[Extracted data entries]
──────

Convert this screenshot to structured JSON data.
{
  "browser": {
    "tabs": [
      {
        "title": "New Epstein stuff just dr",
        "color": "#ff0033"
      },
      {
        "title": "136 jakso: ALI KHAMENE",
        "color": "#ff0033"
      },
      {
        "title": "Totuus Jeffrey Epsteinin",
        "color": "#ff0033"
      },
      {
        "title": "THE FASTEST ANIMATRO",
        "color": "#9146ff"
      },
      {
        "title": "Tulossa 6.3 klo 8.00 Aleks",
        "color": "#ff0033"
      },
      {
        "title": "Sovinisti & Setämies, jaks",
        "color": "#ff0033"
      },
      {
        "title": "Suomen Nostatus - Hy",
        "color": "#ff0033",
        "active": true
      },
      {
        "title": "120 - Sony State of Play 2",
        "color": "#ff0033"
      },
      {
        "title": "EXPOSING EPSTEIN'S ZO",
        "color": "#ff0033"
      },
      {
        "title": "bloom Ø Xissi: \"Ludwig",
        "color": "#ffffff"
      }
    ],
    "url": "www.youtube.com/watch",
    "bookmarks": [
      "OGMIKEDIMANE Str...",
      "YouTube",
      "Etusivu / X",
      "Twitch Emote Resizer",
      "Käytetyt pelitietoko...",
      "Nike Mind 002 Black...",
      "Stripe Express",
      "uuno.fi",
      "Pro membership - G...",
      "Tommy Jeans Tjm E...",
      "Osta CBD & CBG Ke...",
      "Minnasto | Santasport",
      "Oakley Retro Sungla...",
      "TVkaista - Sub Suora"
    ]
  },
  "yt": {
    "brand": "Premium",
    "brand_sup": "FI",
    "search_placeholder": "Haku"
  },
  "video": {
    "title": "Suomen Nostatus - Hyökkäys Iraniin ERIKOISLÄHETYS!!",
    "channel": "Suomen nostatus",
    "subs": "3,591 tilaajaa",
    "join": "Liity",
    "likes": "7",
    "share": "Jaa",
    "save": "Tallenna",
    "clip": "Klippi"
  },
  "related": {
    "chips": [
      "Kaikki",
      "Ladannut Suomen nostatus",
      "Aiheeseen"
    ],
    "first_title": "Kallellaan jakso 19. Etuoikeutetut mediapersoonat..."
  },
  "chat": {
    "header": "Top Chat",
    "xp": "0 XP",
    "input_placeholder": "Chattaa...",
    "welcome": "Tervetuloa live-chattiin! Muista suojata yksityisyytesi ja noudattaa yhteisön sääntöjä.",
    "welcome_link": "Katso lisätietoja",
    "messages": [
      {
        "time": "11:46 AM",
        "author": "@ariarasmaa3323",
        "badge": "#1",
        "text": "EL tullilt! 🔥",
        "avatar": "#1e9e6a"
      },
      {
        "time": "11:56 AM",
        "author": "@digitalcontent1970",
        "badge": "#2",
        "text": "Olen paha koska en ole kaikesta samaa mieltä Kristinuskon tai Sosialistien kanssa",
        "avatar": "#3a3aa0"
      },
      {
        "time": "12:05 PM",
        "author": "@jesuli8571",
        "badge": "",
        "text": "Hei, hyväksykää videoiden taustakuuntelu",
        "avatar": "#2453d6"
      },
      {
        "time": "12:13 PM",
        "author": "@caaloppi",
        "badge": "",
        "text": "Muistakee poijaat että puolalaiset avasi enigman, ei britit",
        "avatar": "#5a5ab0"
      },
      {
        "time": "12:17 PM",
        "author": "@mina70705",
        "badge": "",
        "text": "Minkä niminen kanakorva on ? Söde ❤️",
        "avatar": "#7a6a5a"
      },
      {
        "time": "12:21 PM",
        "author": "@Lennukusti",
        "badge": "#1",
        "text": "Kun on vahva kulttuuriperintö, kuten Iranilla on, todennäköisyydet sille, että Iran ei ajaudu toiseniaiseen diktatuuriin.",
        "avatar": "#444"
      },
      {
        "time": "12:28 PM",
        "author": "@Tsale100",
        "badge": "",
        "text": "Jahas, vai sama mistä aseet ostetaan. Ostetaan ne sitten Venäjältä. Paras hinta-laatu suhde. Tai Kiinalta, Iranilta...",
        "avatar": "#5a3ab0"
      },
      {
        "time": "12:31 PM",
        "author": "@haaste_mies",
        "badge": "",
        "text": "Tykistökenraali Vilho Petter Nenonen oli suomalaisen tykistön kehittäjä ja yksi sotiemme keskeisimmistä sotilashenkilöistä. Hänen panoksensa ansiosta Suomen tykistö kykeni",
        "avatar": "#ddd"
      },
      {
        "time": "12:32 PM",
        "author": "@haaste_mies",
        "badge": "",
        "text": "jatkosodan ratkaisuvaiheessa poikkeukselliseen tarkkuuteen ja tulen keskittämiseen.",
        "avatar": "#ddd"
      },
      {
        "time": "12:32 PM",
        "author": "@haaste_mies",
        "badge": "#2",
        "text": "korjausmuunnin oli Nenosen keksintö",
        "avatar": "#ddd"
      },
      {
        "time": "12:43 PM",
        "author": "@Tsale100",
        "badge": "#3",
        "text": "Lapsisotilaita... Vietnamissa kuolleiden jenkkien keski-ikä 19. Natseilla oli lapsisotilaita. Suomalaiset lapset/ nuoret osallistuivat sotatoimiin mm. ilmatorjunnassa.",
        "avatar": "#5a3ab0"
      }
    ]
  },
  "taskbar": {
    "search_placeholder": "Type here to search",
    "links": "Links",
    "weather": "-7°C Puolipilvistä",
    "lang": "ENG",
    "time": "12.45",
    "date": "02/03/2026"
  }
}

──────

_TASK DESCRIPTION:_
Print the material verbatim, all of it.

_WRITTEN SOLUTION:_
Convert this screenshot to structured JSON data.
{
  "browser": {
    "tabs": [
      {
        "title": "New Epstein stuff just dr",
        "color": "#ff0033"
      },
      {
        "title": "136 jakso: ALI KHAMENE",
        "color": "#ff0033"
      },
      {
        "title": "Totuus Jeffrey Epsteinin",
        "color": "#ff0033"
      },
      {
        "title": "THE FASTEST ANIMATRO",
        "color": "#9146ff"
      },
      {
        "title": "Tulossa 6.3 klo 8.00 Aleks",
        "color": "#ff0033"
      },
      {
        "title": "Sovinisti & Setämies, jaks",
        "color": "#ff0033"
      },
      {
        "title": "Suomen Nostatus - Hy",
        "color": "#ff0033",
        "active": true
      },
      {
        "title": "120 - Sony State of Play 2",
        "color": "#ff0033"
      },
      {
        "title": "EXPOSING EPSTEIN'S ZO",
        "color": "#ff0033"
      },
      {
        "title": "bloom Ø Xissi: \"Ludwig",
        "color": "#ffffff"
      }
    ],
    "url": "www.youtube.com/watch",
    "bookmarks": [
      "OGMIKEDIMANE Str...",
      "YouTube",
      "Etusivu / X",
      "Twitch Emote Resizer",
      "Käytetyt pelitietoko...",
      "Nike Mind 002 Black...",
      "Stripe Express",
      "uuno.fi",
      "Pro membership - G...",
      "Tommy Jeans Tjm E...",
      "Osta CBD & CBG Ke...",
      "Minnasto | Santasport",
      "Oakley Retro Sungla...",
      "TVkaista - Sub Suora"
    ]
  },
  "yt": {
    "brand": "Premium",
    "brand_sup": "FI",
    "search_placeholder": "Haku"
  },
  "video": {
    "title": "Suomen Nostatus - Hyökkäys Iraniin ERIKOISLÄHETYS!!",
    "channel": "Suomen nostatus",
    "subs": "3,591 tilaajaa",
    "join": "Liity",
    "likes": "7",
    "share": "Jaa",
    "save": "Tallenna",
    "clip": "Klippi"
  },
  "related": {
    "chips": [
      "Kaikki",
      "Ladannut Suomen nostatus",
      "Aiheeseen"
    ],
    "first_title": "Kallellaan jakso 19. Etuoikeutetut mediapersoonat..."
  },
  "chat": {
    "header": "Top Chat",
    "xp": "0 XP",
    "input_placeholder": "Chattaa...",
    "welcome": "Tervetuloa live-chattiin! Muista suojata yksityisyytesi ja noudattaa yhteisön sääntöjä.",
    "welcome_link": "Katso lisätietoja",
    "messages": [
      {
        "time": "11:46 AM",
        "author": "@ariarasmaa3323",
        "badge": "#1",
        "text": "EL tullilt! 🔥",
        "avatar": "#1e9e6a"
      },
      {
        "time": "11:56 AM",
        "author": "@digitalcontent1970",
        "badge": "#2",
        "text": "Olen paha koska en ole kaikesta samaa mieltä Kristinuskon tai Sosialistien kanssa",
        "avatar": "#3a3aa0"
      },
      {
        "time": "12:05 PM",
        "author": "@jesuli8571",
        "badge": "",
        "text": "Hei, hyväksykää videoiden taustakuuntelu",
        "avatar": "#2453d6"
      },
      {
        "time": "12:13 PM",
        "author": "@caaloppi",
        "badge": "",
        "text": "Muistakee poijaat että puolalaiset avasi enigman, ei britit",
        "avatar": "#5a5ab0"
      },
      {
        "time": "12:17 PM",
        "author": "@mina70705",
        "badge": "",
        "text": "Minkä niminen kanakorva on ? Söde ❤️",
        "avatar": "#7a6a5a"
      },
      {
        "time": "12:21 PM",
        "author": "@Lennukusti",
        "badge": "#1",
        "text": "Kun on vahva kulttuuriperintö, kuten Iranilla on, todennäköisyydet sille, että Iran ei ajaudu toiseniaiseen diktatuuriin.",
        "avatar": "#444"
      },
      {
        "time": "12:28 PM",
        "author": "@Tsale100",
        "badge": "",
        "text": "Jahas, vai sama mistä aseet ostetaan. Ostetaan ne sitten Venäjältä. Paras hinta-laatu suhde. Tai Kiinalta, Iranilta...",
        "avatar": "#5a3ab0"
      },
      {
        "time": "12:31 PM",
        "author": "@haaste_mies",
        "badge": "",
        "text": "Tykistökenraali Vilho Petter Nenonen oli suomalaisen tykistön kehittäjä ja yksi sotiemme keskeisimmistä sotilashenkilöistä. Hänen panoksensa ansiosta Suomen tykistö kykeni",
        "avatar": "#ddd"
      },
      {
        "time": "12:32 PM",
        "author": "@haaste_mies",
        "badge": "",
        "text": "jatkosodan ratkaisuvaiheessa poikkeukselliseen tarkkuuteen ja tulen keskittämiseen.",
        "avatar": "#ddd"
      },
      {
        "time": "12:32 PM",
        "author": "@haaste_mies",
        "badge": "#2",
        "text": "korjausmuunnin oli Nenosen keksintö",
        "avatar": "#ddd"
      },
      {
        "time": "12:43 PM",
        "author": "@Tsale100",
        "badge": "#3",
        "text": "Lapsisotilaita... Vietnamissa kuolleiden jenkkien keski-ikä 19. Natseilla oli lapsisotilaita. Suomalaiset lapset/ nuoret osallistuivat sotatoimiin mm. ilmatorjunnassa.",
        "avatar": "#5a3ab0"
      }
    ]
  },
  "taskbar": {
    "search_placeholder": "Type here to search",
    "links": "Links",
    "weather": "-7°C Puolipilvistä",
    "lang": "ENG",
    "time": "12.45",
    "date": "02/03/2026"
  }
}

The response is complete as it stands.